=== Requirement ===
Only the number is wanted: count the lines that include the word "Saturn".

=== Records excerpted from a collection ===
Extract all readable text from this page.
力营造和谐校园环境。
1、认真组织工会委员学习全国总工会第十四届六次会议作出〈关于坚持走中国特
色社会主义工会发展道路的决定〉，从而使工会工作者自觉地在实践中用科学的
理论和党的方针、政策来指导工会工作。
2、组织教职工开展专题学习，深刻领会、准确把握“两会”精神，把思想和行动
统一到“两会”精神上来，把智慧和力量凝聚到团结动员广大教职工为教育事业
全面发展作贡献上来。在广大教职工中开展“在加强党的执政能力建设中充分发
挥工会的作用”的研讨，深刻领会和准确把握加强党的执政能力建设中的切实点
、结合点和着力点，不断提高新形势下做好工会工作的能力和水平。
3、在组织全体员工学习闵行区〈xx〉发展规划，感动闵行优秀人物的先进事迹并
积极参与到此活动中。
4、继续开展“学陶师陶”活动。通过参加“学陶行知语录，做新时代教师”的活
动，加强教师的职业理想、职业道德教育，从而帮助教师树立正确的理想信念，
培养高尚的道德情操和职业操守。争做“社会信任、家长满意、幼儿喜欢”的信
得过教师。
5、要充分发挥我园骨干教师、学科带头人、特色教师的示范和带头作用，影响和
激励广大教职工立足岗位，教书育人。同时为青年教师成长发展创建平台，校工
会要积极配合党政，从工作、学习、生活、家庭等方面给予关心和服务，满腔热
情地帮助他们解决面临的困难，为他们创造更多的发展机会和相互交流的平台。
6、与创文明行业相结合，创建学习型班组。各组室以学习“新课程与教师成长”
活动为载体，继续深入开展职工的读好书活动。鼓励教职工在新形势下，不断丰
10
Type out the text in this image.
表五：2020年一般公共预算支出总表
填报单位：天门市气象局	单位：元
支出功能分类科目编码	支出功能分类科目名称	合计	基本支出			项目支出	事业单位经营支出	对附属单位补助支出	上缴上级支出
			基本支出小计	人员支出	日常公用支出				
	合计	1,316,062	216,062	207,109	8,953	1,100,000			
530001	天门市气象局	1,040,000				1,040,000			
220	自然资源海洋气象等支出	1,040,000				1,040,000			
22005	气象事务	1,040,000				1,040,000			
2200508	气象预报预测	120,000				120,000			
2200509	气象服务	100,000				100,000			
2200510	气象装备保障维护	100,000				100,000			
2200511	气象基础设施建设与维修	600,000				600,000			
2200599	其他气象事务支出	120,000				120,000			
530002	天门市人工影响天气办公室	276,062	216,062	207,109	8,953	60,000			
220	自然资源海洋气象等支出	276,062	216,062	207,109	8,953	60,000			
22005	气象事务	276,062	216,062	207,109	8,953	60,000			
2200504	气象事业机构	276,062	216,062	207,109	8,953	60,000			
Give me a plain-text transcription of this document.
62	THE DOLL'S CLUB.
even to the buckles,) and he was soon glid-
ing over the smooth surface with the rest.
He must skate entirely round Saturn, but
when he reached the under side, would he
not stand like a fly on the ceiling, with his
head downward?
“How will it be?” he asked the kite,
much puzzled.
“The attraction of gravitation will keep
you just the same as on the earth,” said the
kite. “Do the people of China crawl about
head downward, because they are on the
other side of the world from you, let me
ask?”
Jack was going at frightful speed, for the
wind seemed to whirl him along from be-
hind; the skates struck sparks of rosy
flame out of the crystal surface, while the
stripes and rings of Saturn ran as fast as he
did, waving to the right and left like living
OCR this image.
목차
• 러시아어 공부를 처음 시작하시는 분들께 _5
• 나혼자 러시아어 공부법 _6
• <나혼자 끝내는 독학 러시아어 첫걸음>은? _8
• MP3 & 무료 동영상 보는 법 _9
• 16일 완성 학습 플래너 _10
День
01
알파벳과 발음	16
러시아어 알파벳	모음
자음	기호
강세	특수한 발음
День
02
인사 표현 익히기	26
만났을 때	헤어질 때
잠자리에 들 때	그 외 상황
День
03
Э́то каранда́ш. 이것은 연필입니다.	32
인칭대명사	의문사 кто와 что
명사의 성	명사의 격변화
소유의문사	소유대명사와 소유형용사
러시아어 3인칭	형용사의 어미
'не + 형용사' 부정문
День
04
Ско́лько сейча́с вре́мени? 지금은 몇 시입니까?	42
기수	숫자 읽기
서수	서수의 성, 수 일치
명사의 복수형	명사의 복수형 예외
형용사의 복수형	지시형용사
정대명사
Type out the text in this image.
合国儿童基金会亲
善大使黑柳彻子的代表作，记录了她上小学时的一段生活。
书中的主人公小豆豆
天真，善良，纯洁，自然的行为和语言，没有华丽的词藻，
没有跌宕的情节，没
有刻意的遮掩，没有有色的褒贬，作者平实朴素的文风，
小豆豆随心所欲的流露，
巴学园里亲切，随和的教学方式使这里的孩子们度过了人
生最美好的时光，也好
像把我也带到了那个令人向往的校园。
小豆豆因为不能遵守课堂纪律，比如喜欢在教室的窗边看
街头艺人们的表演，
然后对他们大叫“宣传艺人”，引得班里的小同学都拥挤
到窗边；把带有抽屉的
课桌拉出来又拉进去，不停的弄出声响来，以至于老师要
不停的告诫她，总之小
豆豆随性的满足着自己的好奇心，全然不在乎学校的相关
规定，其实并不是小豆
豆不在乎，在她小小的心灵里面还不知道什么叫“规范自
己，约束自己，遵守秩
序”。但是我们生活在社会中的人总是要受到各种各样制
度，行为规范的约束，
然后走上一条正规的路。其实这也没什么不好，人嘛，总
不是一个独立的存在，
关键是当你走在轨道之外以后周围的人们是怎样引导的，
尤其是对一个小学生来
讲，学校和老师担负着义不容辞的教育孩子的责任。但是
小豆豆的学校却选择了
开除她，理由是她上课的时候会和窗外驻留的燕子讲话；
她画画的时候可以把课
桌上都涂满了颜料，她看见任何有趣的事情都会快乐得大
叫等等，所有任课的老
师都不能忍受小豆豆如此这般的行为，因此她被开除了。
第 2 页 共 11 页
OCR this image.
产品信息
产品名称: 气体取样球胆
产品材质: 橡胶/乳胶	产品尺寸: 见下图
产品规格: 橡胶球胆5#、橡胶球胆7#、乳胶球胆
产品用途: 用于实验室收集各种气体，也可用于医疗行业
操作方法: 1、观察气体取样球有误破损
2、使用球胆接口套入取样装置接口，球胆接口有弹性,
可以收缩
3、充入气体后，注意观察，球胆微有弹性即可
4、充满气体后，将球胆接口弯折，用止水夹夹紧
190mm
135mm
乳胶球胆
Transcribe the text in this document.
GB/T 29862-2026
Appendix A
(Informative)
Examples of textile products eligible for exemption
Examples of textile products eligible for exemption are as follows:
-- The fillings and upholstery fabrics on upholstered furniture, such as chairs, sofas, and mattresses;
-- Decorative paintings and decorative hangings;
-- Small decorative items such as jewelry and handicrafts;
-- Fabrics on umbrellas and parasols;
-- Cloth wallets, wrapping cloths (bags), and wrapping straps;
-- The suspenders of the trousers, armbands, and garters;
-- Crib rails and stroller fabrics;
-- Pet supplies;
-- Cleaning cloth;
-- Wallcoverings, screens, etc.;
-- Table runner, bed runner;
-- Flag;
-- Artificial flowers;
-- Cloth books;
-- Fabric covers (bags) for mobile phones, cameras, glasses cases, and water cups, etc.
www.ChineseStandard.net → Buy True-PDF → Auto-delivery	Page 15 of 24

=== Solution for this problem ===
2